[Start]

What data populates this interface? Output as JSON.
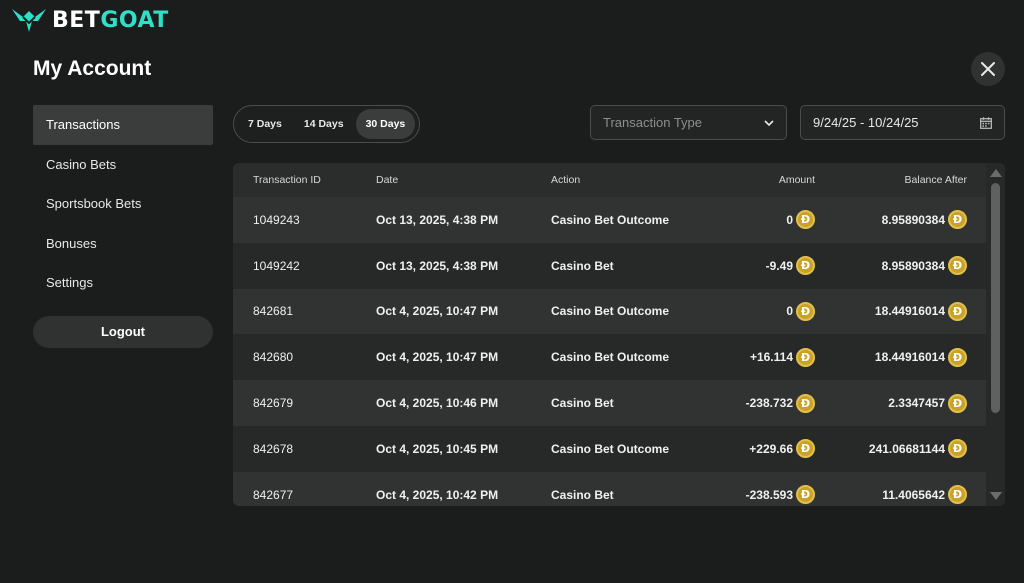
{
  "brand": {
    "part1": "BET",
    "part2": "GOAT",
    "accent": "#2ee0c8"
  },
  "page_title": "My Account",
  "sidebar": {
    "items": [
      {
        "label": "Transactions",
        "active": true
      },
      {
        "label": "Casino Bets"
      },
      {
        "label": "Sportsbook Bets"
      },
      {
        "label": "Bonuses"
      },
      {
        "label": "Settings"
      }
    ],
    "logout": "Logout"
  },
  "filters": {
    "days": [
      {
        "label": "7 Days"
      },
      {
        "label": "14 Days"
      },
      {
        "label": "30 Days",
        "active": true
      }
    ],
    "transaction_type_placeholder": "Transaction Type",
    "date_range": "9/24/25 - 10/24/25"
  },
  "table": {
    "headers": [
      "Transaction ID",
      "Date",
      "Action",
      "Amount",
      "Balance After"
    ],
    "coin_icon": "doge-coin-icon",
    "coin_symbol": "Ð",
    "rows": [
      {
        "id": "1049243",
        "date": "Oct 13, 2025, 4:38 PM",
        "action": "Casino Bet Outcome",
        "amount": "0",
        "balance": "8.95890384"
      },
      {
        "id": "1049242",
        "date": "Oct 13, 2025, 4:38 PM",
        "action": "Casino Bet",
        "amount": "-9.49",
        "balance": "8.95890384"
      },
      {
        "id": "842681",
        "date": "Oct 4, 2025, 10:47 PM",
        "action": "Casino Bet Outcome",
        "amount": "0",
        "balance": "18.44916014"
      },
      {
        "id": "842680",
        "date": "Oct 4, 2025, 10:47 PM",
        "action": "Casino Bet Outcome",
        "amount": "+16.114",
        "balance": "18.44916014"
      },
      {
        "id": "842679",
        "date": "Oct 4, 2025, 10:46 PM",
        "action": "Casino Bet",
        "amount": "-238.732",
        "balance": "2.3347457"
      },
      {
        "id": "842678",
        "date": "Oct 4, 2025, 10:45 PM",
        "action": "Casino Bet Outcome",
        "amount": "+229.66",
        "balance": "241.06681144"
      },
      {
        "id": "842677",
        "date": "Oct 4, 2025, 10:42 PM",
        "action": "Casino Bet",
        "amount": "-238.593",
        "balance": "11.4065642"
      }
    ]
  }
}
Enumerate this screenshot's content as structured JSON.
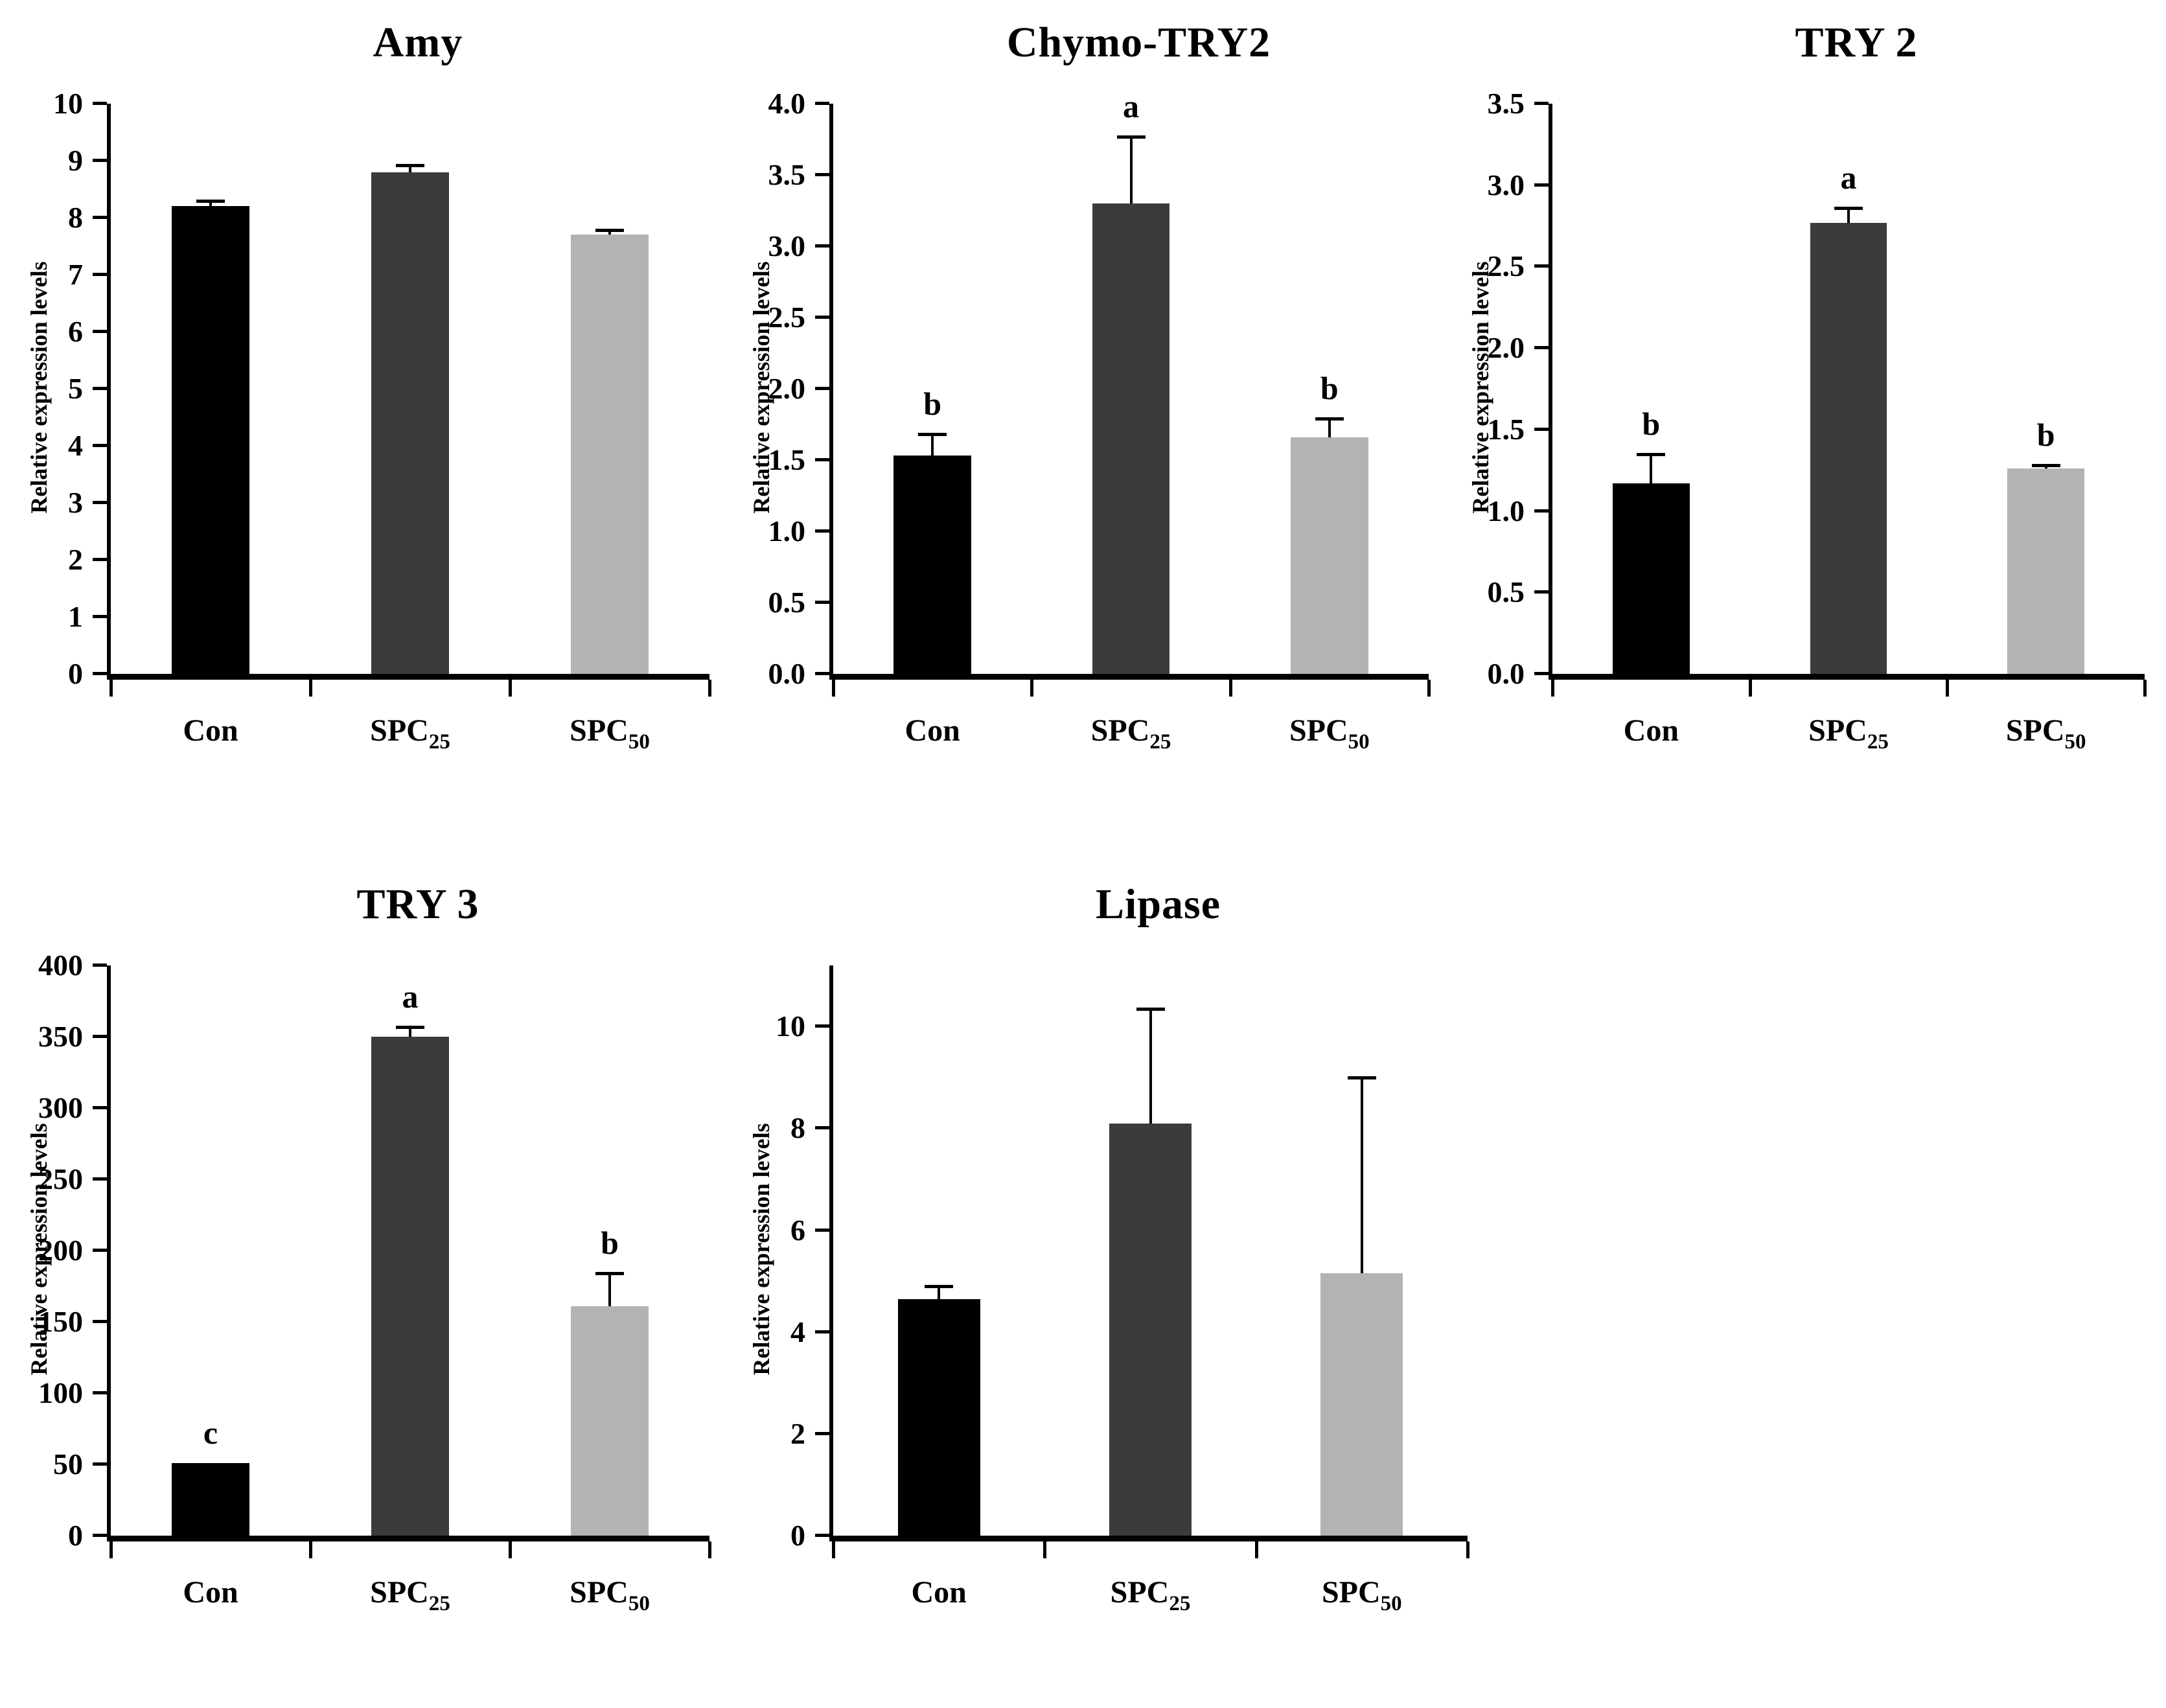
{
  "figure": {
    "background": "#ffffff",
    "axis_color": "#000000",
    "bar_colors": [
      "#000000",
      "#3b3b3b",
      "#b3b3b3"
    ],
    "category_labels": [
      {
        "base": "Con",
        "sub": ""
      },
      {
        "base": "SPC",
        "sub": "25"
      },
      {
        "base": "SPC",
        "sub": "50"
      }
    ]
  },
  "chart_data": [
    {
      "type": "bar",
      "title": "Amy",
      "ylabel": "Relative expression levels",
      "xlabel": "",
      "categories": [
        "Con",
        "SPC25",
        "SPC50"
      ],
      "values": [
        8.2,
        8.8,
        7.7
      ],
      "errors": [
        0.1,
        0.12,
        0.08
      ],
      "sig_letters": [
        "",
        "",
        ""
      ],
      "ylim": [
        0,
        10
      ],
      "ytick_step": 1,
      "ytick_max": 10,
      "ytick_decimals": 0,
      "grid": false,
      "legend": "none"
    },
    {
      "type": "bar",
      "title": "Chymo-TRY2",
      "ylabel": "Relative expression levels",
      "xlabel": "",
      "categories": [
        "Con",
        "SPC25",
        "SPC50"
      ],
      "values": [
        1.53,
        3.3,
        1.66
      ],
      "errors": [
        0.15,
        0.47,
        0.13
      ],
      "sig_letters": [
        "b",
        "a",
        "b"
      ],
      "ylim": [
        0,
        4.0
      ],
      "ytick_step": 0.5,
      "ytick_max": 4.0,
      "ytick_decimals": 1,
      "grid": false,
      "legend": "none"
    },
    {
      "type": "bar",
      "title": "TRY 2",
      "ylabel": "Relative expression levels",
      "xlabel": "",
      "categories": [
        "Con",
        "SPC25",
        "SPC50"
      ],
      "values": [
        1.17,
        2.77,
        1.26
      ],
      "errors": [
        0.18,
        0.09,
        0.02
      ],
      "sig_letters": [
        "b",
        "a",
        "b"
      ],
      "ylim": [
        0,
        3.5
      ],
      "ytick_step": 0.5,
      "ytick_max": 3.5,
      "ytick_decimals": 1,
      "grid": false,
      "legend": "none"
    },
    {
      "type": "bar",
      "title": "TRY 3",
      "ylabel": "Relative expression levels",
      "xlabel": "",
      "categories": [
        "Con",
        "SPC25",
        "SPC50"
      ],
      "values": [
        51,
        350,
        161
      ],
      "errors": [
        0,
        7,
        23
      ],
      "sig_letters": [
        "c",
        "a",
        "b"
      ],
      "ylim": [
        0,
        400
      ],
      "ytick_step": 50,
      "ytick_max": 400,
      "ytick_decimals": 0,
      "grid": false,
      "legend": "none"
    },
    {
      "type": "bar",
      "title": "Lipase",
      "ylabel": "Relative expression levels",
      "xlabel": "",
      "categories": [
        "Con",
        "SPC25",
        "SPC50"
      ],
      "values": [
        4.65,
        8.1,
        5.15
      ],
      "errors": [
        0.25,
        2.25,
        3.85
      ],
      "sig_letters": [
        "",
        "",
        ""
      ],
      "ylim": [
        0,
        11.2
      ],
      "ytick_step": 2,
      "ytick_max": 10,
      "ytick_decimals": 0,
      "grid": false,
      "legend": "none"
    }
  ]
}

[End]

Goal of the exercise
Find "JSON". Copy every line it occurs in.

The response
What data populates this interface? Output as JSON.
Enumerate this screenshot's content as structured JSON.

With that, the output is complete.